### Text to read
Friday, October 17, 2008

The Beginning

I thought it was time for a real home- some place where blogging was not only expected but accepted .

So fall is finally here!

this is a view from my driveway in front of the house. The screen on the my digital camera is busted, and I really thought I was capturing just the yellow tree- but I guess I like the juxtaposition. The yellow tree bares persimmons. I hear they are an excellent fruit for baking pies or jams- but the thought of using fruit that grew naturally and not fruit that you purposely planted for harvest is really gross to me. A friend of Mike's (the fiancee) swears he saw a bus driver have a kid get out of the bus in front of my house and pick some persimmons and then get back on. I have a hard time believing a bus driver would do that, and I have hard time believing this friend of Mike's- however, I really don't know why he would make such a story up. But, anyway. The main point is that fall is finally here. and I love it.

I have been doing my best to be a good fall participant. I hold pretty high expectations every year, but somehow end up falling short. But, I think I am doing pretty good so far. I have made chili:


along with drinking lots of warm coffee (but really, I don't need fall to do this). I bought apple crystal lite yesterday- which granted is NOT apple cider- but it's a calorie free replacement. I also got apple cinnamon rice cakes which are realllly good. I swear fall is not just all about the food for me. I have gotten all of my sweaters and warm weather clothing out of their summer boxes, and I have decorated my entire house in my fall decor. This weekend I also plan on making a Halloween playlist, as well as a fall playlist.

Yesterday I listened to Blink182 while driving home from my parent's house. I realized that they sort of remind me of the fall mostly due to two occasions, both involving Jessica "Hot Pants" Baird. For the first, during our junior year of high school we were both doing the play Arsenic and Old Lace- I was in it and she was the stage manager. Jessica not only drove that year but she had her own car. I am four months older than Jess, but I really didn't start driving until the summer after junior year which was also when I got my first car- but regardless- because I did not have acceptable transportation Jessica drove me home everyday after play rehearsal. This was - of course- during the fall months. To thank Jessica for constantly taking me home, my mother wrote her a check for the gas money she had spent. Jessica used that money to buy the new Blink182 CD- the live one...we listened to it every day. A lot happened in my life junior year. But, thankfully the one thing I will think of first is being on stage and Blink182.

### Exercise task A
Answer these about the fall blog post:
(i) What fruit grows on the yellow tree?
(ii) Which play did the writer and Jessica work on during junior year?
(iii) What did Jessica buy with the gas money?

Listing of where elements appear
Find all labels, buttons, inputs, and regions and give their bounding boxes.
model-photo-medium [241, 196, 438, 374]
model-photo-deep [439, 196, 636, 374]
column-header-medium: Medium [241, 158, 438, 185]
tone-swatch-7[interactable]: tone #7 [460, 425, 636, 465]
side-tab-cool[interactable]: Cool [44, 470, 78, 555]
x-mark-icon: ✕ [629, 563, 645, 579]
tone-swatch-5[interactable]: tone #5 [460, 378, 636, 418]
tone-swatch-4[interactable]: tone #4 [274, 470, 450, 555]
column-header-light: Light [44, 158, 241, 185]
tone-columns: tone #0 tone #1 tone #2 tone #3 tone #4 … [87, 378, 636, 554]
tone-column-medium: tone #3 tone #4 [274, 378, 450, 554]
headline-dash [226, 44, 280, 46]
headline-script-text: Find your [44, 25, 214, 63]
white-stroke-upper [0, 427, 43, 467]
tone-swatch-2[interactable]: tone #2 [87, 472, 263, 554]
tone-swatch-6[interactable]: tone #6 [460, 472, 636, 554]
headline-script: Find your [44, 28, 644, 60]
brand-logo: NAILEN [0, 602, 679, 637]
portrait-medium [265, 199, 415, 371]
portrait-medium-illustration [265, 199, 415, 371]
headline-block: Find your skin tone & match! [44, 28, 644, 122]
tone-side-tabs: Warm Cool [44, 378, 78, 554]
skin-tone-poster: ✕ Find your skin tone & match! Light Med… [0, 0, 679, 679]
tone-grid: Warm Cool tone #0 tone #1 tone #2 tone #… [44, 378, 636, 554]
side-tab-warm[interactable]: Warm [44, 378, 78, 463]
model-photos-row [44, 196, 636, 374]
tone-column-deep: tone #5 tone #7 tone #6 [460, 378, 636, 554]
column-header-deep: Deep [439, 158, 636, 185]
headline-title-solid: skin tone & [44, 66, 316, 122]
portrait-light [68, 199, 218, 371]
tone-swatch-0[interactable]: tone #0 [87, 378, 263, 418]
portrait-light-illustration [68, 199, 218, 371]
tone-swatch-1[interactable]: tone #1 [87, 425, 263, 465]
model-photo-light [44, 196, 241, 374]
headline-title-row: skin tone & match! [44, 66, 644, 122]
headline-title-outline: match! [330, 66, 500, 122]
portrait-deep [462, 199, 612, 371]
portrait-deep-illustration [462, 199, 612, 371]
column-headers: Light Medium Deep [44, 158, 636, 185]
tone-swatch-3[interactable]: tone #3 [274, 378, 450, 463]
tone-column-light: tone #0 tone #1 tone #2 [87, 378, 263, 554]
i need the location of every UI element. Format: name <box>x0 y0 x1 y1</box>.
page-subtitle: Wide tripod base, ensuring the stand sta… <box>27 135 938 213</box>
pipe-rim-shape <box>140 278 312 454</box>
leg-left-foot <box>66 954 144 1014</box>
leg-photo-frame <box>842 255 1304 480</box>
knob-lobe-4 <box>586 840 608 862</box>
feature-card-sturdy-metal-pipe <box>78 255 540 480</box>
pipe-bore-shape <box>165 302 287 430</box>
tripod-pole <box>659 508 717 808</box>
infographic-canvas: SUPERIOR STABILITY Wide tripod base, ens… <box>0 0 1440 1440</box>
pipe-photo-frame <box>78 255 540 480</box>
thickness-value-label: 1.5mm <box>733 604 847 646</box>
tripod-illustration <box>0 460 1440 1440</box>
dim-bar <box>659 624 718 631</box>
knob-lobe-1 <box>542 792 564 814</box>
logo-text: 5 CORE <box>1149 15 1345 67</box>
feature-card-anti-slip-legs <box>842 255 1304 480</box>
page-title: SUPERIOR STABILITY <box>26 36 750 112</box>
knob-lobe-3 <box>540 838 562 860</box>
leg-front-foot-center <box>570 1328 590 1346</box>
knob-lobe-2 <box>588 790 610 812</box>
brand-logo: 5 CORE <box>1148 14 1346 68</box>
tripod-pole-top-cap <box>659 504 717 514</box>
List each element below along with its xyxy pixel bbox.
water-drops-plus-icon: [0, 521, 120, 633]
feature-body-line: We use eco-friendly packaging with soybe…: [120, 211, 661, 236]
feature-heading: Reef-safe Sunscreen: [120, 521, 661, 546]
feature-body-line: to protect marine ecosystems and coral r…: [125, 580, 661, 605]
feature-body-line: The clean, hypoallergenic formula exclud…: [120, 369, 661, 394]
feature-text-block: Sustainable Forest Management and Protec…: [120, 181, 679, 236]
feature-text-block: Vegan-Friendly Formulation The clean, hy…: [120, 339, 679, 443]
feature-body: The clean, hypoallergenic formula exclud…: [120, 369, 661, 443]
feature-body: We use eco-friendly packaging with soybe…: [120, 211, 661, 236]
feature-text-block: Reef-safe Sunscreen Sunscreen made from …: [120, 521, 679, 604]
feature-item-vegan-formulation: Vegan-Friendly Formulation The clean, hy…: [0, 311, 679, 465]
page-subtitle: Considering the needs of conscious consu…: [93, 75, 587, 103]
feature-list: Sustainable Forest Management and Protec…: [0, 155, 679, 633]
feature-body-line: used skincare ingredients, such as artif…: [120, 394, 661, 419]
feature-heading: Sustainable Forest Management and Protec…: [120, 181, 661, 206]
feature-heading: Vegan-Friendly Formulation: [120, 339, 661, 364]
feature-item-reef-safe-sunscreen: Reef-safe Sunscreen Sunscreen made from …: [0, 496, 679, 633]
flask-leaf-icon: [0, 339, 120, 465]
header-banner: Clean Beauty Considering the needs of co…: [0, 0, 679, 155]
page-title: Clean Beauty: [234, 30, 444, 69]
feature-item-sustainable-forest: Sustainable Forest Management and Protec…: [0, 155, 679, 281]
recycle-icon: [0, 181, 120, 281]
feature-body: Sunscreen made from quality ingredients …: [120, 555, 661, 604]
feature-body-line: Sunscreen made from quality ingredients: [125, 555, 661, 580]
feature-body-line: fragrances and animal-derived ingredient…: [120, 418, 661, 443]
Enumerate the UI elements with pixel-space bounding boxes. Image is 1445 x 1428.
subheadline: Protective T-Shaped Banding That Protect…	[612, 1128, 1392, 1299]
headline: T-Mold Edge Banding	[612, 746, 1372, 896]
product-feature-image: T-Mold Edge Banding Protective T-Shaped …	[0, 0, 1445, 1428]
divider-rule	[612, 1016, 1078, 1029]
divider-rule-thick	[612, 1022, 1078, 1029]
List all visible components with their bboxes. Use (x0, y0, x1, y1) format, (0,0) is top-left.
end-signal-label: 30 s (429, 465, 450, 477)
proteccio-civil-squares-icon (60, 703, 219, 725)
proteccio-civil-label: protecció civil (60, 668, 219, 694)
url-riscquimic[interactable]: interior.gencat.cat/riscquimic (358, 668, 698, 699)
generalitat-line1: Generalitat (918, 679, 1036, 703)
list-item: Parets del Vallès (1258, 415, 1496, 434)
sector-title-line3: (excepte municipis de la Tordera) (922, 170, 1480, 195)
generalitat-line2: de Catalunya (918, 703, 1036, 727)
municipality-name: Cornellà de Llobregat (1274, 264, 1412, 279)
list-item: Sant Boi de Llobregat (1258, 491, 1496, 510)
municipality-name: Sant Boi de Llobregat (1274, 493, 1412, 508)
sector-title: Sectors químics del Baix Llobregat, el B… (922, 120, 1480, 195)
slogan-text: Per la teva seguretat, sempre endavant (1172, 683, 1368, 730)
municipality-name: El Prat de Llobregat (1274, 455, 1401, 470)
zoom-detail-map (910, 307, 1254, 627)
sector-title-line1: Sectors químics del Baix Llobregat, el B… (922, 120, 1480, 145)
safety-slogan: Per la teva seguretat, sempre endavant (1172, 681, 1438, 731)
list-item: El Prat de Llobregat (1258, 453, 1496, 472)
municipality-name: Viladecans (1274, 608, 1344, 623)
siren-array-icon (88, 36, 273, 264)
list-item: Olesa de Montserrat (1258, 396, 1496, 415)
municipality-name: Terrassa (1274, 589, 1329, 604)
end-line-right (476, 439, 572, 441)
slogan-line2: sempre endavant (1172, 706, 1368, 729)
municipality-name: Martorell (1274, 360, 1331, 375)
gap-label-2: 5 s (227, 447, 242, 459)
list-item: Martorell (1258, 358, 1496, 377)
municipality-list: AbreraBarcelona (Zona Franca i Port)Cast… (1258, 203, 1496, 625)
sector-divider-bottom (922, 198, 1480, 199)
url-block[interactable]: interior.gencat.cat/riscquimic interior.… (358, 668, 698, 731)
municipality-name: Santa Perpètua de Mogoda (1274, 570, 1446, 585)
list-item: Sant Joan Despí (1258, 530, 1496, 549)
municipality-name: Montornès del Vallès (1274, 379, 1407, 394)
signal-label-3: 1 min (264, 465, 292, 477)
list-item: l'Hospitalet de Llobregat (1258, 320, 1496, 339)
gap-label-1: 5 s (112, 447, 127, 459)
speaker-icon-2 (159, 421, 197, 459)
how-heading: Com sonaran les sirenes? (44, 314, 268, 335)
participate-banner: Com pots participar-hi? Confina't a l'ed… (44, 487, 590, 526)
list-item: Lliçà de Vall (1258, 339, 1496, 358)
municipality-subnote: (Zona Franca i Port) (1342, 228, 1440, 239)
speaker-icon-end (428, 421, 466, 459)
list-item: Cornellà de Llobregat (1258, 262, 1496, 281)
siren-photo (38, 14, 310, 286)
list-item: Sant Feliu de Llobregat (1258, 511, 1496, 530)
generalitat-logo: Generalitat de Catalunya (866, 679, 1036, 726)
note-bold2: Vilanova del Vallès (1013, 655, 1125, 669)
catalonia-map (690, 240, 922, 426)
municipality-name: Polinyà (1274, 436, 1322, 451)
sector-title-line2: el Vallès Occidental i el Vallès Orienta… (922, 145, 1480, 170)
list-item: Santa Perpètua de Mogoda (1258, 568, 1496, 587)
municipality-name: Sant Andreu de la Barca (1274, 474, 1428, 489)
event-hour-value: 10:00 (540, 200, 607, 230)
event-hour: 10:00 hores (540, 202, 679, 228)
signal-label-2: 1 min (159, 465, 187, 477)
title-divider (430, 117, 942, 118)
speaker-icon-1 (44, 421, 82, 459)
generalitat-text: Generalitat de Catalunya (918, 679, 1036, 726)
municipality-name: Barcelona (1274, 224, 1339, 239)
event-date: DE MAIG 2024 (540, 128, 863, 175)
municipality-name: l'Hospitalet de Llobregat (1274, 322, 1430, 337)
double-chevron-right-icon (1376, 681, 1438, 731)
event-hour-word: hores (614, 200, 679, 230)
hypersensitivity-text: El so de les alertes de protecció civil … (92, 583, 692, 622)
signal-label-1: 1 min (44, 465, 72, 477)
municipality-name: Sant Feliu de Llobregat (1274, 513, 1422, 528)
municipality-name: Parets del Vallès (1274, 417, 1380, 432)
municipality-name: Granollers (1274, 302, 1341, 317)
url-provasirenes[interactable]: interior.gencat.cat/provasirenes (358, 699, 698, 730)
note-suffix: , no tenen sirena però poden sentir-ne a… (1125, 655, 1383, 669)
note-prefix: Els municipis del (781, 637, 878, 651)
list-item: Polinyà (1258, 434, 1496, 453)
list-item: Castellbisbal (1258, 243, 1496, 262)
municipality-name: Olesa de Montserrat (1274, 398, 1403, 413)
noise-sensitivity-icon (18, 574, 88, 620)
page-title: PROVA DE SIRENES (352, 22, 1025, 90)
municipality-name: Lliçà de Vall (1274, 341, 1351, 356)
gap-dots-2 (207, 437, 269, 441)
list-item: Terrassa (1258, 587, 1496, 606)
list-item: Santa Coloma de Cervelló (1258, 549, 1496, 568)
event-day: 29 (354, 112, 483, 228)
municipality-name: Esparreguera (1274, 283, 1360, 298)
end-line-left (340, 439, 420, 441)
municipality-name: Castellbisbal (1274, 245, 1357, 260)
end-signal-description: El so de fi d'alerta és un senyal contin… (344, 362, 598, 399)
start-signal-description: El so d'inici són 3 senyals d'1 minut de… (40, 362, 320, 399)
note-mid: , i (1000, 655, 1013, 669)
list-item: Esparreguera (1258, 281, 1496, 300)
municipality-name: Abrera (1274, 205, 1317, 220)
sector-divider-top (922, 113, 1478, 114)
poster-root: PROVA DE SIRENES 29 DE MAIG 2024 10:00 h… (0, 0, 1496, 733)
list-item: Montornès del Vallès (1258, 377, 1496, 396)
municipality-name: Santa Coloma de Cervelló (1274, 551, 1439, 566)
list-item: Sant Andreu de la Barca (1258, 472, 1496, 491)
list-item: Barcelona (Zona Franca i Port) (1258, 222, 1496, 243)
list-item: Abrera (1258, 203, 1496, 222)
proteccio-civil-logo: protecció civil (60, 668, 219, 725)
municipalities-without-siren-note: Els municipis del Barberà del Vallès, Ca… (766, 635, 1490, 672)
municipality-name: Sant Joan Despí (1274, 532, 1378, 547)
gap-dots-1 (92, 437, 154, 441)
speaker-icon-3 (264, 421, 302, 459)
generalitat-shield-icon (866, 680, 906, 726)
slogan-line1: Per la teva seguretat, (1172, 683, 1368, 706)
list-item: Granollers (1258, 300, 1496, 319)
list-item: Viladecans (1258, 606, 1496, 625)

### Exercise task B
Copy the listing word for word from its first line through the line that contains "tone-columns: tone #0".

### Written answer A
(i) Persimmons.
(ii) Arsenic and Old Lace.
(iii) The new Blink182 CD, the live one.

### Written answer B
Find all labels, buttons, inputs, and regions and give their bounding boxes.
model-photo-medium [241, 196, 438, 374]
model-photo-deep [439, 196, 636, 374]
column-header-medium: Medium [241, 158, 438, 185]
tone-swatch-7[interactable]: tone #7 [460, 425, 636, 465]
side-tab-cool[interactable]: Cool [44, 470, 78, 555]
x-mark-icon: ✕ [629, 563, 645, 579]
tone-swatch-5[interactable]: tone #5 [460, 378, 636, 418]
tone-swatch-4[interactable]: tone #4 [274, 470, 450, 555]
column-header-light: Light [44, 158, 241, 185]
tone-columns: tone #0 tone #1 tone #2 tone #3 tone #4 … [87, 378, 636, 554]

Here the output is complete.